** START Entries shown **
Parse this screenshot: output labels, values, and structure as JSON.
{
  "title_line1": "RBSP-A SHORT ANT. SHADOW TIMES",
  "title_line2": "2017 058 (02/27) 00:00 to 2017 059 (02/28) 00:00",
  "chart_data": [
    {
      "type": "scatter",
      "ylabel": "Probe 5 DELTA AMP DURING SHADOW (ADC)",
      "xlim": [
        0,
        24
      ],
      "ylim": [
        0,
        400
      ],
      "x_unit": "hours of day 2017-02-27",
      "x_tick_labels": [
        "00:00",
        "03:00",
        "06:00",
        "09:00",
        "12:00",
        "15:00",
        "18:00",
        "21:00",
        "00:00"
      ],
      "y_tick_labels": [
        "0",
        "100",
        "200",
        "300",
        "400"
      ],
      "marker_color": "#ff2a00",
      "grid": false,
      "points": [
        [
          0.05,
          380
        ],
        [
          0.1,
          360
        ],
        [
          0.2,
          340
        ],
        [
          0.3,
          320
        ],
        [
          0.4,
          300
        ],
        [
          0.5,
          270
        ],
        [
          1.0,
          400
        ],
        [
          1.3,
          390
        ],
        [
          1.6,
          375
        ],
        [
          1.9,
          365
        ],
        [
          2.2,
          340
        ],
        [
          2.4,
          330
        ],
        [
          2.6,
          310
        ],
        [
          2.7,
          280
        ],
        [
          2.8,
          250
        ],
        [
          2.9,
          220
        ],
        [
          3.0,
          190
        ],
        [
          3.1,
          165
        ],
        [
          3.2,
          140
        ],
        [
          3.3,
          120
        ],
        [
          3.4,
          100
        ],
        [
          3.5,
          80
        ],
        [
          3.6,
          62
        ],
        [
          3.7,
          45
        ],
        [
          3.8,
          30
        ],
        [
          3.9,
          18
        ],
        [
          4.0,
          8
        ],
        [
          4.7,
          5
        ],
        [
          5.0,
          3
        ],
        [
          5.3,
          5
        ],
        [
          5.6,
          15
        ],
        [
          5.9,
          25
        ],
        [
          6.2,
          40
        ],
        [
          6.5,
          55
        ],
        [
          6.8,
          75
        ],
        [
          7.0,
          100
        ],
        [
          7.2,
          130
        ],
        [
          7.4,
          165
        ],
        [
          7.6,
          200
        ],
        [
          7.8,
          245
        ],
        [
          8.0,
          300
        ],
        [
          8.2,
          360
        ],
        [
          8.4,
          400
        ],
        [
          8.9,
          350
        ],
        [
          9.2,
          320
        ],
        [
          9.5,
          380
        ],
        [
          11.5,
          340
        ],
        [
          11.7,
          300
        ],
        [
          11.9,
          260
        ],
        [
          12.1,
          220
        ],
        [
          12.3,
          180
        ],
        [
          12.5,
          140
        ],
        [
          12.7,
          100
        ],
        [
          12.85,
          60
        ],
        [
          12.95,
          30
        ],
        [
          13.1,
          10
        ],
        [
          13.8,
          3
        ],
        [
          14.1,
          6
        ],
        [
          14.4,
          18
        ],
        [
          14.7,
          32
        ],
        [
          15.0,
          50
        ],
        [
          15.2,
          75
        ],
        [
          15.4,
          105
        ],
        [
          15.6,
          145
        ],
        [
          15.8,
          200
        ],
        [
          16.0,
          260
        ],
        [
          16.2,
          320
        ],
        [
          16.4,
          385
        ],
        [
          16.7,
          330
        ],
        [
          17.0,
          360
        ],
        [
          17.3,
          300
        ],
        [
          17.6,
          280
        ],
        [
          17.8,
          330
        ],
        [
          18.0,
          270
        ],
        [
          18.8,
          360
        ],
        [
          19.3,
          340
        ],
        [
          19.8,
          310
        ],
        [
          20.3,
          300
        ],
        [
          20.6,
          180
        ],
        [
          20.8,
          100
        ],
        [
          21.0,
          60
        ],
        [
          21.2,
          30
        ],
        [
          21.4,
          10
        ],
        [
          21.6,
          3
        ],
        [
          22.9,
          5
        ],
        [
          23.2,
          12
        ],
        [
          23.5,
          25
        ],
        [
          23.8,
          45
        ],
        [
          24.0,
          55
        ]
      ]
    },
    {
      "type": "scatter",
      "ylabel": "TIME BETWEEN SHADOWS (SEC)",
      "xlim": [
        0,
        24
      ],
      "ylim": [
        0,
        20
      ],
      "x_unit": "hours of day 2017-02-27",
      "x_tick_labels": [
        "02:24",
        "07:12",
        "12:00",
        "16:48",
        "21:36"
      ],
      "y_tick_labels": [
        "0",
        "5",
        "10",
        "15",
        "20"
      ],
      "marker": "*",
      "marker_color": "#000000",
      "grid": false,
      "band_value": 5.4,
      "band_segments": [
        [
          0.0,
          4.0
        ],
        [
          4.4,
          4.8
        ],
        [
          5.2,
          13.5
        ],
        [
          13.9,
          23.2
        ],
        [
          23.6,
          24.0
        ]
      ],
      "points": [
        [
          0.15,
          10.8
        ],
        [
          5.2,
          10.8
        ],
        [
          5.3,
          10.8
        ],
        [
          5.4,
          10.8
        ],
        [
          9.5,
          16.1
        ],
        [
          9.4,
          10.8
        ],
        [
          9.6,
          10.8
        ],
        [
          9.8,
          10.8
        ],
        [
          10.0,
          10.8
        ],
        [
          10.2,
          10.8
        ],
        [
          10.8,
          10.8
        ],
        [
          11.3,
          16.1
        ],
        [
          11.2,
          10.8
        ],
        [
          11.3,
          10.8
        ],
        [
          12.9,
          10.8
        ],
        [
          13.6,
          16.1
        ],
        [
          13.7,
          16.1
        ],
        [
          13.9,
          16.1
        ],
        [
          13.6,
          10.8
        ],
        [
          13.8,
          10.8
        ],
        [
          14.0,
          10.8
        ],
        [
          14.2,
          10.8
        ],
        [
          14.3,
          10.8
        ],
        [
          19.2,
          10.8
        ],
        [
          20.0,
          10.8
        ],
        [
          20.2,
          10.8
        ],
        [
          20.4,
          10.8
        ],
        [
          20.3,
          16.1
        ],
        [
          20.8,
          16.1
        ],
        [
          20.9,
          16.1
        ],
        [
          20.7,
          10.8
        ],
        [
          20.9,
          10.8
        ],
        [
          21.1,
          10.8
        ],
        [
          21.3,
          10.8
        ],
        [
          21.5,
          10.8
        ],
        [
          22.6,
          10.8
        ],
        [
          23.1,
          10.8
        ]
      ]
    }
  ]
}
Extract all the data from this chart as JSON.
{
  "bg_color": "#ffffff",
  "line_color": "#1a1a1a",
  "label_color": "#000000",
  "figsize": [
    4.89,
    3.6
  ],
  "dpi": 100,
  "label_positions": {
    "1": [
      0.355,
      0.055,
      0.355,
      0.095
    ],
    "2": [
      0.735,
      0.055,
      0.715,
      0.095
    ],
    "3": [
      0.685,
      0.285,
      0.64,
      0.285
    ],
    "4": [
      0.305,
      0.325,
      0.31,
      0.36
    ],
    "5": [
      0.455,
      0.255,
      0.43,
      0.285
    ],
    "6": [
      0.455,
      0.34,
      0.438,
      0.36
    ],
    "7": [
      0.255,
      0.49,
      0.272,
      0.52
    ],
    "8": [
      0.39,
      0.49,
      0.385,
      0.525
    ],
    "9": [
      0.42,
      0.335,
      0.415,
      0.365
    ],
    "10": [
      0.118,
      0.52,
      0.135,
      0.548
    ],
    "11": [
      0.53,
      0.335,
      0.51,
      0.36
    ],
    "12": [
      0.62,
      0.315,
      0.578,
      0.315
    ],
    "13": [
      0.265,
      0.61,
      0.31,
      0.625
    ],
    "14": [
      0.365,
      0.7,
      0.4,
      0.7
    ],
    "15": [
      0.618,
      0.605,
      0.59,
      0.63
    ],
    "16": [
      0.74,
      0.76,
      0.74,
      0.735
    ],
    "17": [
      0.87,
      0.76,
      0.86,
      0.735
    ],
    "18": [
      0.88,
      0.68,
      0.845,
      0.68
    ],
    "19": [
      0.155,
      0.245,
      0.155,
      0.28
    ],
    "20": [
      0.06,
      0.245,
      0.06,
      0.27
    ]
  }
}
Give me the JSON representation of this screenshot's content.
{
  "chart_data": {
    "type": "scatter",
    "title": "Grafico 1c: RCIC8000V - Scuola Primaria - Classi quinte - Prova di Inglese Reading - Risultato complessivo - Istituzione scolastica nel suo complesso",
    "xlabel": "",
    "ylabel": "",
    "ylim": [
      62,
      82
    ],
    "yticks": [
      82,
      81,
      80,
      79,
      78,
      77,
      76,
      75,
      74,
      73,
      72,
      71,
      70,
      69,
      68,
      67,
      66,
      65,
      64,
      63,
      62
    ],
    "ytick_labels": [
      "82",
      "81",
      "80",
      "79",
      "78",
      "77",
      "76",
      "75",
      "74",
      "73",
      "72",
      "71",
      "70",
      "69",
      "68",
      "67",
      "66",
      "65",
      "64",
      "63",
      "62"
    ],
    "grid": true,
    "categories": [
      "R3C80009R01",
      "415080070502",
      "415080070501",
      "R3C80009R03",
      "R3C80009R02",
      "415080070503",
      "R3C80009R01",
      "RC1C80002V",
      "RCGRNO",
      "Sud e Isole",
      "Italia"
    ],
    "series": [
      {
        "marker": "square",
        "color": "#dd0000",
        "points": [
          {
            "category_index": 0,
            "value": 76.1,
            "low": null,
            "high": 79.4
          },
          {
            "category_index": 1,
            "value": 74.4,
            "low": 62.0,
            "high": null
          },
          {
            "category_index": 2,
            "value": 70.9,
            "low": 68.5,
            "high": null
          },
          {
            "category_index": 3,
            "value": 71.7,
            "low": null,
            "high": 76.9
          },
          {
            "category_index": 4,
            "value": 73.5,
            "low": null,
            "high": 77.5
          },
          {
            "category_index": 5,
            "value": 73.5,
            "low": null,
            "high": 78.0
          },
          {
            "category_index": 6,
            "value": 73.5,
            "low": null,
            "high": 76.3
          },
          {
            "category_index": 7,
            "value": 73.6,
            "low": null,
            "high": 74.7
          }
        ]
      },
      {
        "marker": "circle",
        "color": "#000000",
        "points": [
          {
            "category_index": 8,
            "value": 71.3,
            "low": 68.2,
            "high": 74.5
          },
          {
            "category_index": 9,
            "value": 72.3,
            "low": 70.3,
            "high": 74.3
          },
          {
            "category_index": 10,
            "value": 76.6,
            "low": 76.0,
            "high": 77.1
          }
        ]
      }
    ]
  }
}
** END Entries shown **
# [The exercise]
Scan the lines for the string "screenshot". Copy out each line that matches.

# [Right answer]
Parse this screenshot: output labels, values, and structure as JSON.
Give me the JSON representation of this screenshot's content.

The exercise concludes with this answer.